__Extracted information__.
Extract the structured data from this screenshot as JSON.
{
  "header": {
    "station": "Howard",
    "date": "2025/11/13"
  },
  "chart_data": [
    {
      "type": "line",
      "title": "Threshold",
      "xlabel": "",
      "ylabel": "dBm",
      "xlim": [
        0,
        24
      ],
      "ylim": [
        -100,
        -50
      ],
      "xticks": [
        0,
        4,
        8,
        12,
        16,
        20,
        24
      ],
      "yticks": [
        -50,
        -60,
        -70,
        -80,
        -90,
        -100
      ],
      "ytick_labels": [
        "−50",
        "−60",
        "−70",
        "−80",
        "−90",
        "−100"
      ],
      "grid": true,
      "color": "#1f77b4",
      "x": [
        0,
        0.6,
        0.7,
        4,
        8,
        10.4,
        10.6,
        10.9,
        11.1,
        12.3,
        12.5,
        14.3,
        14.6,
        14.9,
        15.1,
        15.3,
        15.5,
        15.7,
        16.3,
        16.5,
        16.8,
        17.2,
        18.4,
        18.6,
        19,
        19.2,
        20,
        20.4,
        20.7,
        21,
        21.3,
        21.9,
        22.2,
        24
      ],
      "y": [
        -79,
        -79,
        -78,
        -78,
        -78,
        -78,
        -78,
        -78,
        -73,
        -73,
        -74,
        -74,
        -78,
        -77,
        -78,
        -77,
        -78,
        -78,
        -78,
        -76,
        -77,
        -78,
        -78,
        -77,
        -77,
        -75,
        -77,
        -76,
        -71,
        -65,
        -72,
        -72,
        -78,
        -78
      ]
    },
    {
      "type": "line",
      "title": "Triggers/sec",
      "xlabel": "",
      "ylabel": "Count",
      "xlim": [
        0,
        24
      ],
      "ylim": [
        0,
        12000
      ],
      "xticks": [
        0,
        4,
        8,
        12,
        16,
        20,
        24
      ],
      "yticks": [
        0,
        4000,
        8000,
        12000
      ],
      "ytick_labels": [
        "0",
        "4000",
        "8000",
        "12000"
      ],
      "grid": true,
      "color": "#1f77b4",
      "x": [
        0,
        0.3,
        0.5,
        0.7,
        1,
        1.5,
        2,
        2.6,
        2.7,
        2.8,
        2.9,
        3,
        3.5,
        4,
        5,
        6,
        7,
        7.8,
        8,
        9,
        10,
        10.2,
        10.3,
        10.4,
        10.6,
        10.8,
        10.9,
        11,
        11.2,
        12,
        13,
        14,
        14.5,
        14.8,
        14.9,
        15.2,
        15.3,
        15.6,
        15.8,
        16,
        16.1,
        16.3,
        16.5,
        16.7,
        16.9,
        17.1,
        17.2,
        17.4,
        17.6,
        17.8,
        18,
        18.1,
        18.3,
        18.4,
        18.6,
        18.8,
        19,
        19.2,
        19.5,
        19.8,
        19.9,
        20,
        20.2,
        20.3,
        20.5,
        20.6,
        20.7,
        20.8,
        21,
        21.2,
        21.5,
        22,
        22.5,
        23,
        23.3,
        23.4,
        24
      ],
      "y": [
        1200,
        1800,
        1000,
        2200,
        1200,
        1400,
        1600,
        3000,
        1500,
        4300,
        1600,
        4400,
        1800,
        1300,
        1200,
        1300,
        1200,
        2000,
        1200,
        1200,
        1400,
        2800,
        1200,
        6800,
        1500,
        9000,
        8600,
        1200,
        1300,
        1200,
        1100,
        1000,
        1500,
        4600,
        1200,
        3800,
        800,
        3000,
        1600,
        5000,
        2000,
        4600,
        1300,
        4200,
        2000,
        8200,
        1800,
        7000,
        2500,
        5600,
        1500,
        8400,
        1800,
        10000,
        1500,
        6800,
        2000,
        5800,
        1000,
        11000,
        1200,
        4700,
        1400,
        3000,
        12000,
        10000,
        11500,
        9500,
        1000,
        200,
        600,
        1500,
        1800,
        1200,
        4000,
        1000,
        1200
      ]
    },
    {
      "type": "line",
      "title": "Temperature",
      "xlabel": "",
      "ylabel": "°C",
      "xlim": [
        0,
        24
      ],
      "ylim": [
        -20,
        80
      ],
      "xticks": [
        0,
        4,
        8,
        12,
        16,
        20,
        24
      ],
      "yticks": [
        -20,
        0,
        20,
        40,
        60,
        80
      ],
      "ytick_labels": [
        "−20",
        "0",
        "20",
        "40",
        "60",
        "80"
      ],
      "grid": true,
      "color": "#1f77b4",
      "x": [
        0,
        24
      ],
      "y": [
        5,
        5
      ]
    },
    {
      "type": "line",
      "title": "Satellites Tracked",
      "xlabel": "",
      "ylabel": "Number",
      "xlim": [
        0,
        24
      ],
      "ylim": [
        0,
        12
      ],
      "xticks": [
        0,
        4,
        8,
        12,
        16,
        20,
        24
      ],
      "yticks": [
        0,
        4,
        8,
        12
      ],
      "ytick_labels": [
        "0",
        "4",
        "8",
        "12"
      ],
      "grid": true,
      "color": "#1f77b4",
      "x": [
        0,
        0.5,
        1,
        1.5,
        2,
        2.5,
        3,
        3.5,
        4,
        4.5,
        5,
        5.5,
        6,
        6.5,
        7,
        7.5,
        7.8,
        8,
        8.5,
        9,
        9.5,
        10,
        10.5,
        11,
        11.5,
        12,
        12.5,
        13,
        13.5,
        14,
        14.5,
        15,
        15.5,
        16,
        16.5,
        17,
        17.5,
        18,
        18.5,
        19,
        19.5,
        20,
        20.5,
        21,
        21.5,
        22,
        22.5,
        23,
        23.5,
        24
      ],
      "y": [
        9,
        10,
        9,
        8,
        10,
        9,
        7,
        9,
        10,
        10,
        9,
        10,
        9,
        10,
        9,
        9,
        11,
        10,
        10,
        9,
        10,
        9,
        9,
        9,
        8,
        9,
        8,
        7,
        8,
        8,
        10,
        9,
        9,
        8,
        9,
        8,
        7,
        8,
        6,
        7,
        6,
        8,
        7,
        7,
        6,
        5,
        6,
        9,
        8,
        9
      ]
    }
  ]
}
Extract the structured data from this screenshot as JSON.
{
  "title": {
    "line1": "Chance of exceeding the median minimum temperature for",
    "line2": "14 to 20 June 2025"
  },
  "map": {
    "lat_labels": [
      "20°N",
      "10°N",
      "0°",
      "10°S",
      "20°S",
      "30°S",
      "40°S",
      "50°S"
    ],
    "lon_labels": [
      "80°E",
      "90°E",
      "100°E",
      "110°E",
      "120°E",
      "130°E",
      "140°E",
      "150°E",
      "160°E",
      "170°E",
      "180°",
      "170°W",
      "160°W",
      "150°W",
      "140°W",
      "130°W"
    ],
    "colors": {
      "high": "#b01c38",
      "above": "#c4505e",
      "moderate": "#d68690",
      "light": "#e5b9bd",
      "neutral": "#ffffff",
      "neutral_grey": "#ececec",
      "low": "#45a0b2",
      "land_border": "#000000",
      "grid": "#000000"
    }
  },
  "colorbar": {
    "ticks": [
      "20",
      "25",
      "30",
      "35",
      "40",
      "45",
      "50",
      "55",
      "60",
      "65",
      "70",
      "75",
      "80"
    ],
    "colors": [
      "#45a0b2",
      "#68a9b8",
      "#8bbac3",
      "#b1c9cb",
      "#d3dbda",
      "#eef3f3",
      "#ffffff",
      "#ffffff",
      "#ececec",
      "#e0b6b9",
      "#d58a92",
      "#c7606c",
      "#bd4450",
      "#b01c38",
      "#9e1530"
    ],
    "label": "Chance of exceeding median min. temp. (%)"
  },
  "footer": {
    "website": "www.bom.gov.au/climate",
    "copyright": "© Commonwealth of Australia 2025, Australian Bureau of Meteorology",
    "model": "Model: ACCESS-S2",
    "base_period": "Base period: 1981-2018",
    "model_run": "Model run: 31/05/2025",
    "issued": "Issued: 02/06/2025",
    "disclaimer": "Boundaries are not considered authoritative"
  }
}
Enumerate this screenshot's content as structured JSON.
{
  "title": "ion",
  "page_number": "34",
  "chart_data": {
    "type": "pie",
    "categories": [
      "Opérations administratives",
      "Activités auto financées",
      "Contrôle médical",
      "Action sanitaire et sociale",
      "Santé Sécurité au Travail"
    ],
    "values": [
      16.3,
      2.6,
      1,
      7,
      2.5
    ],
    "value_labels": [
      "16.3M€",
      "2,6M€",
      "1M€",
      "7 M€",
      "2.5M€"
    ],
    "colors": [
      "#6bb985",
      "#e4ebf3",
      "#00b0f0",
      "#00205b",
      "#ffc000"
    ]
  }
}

__What you will do__. Extract every line from the one containing "Enumerate this screenshot's" through the last line of the data, inclusive, exactly as written.

__Solved problem__.
Enumerate this screenshot's content as structured JSON.
{
  "title": "ion",
  "page_number": "34",
  "chart_data": {
    "type": "pie",
    "categories": [
      "Opérations administratives",
      "Activités auto financées",
      "Contrôle médical",
      "Action sanitaire et sociale",
      "Santé Sécurité au Travail"
    ],
    "values": [
      16.3,
      2.6,
      1,
      7,
      2.5
    ],
    "value_labels": [
      "16.3M€",
      "2,6M€",
      "1M€",
      "7 M€",
      "2.5M€"
    ],
    "colors": [
      "#6bb985",
      "#e4ebf3",
      "#00b0f0",
      "#00205b",
      "#ffc000"
    ]
  }
}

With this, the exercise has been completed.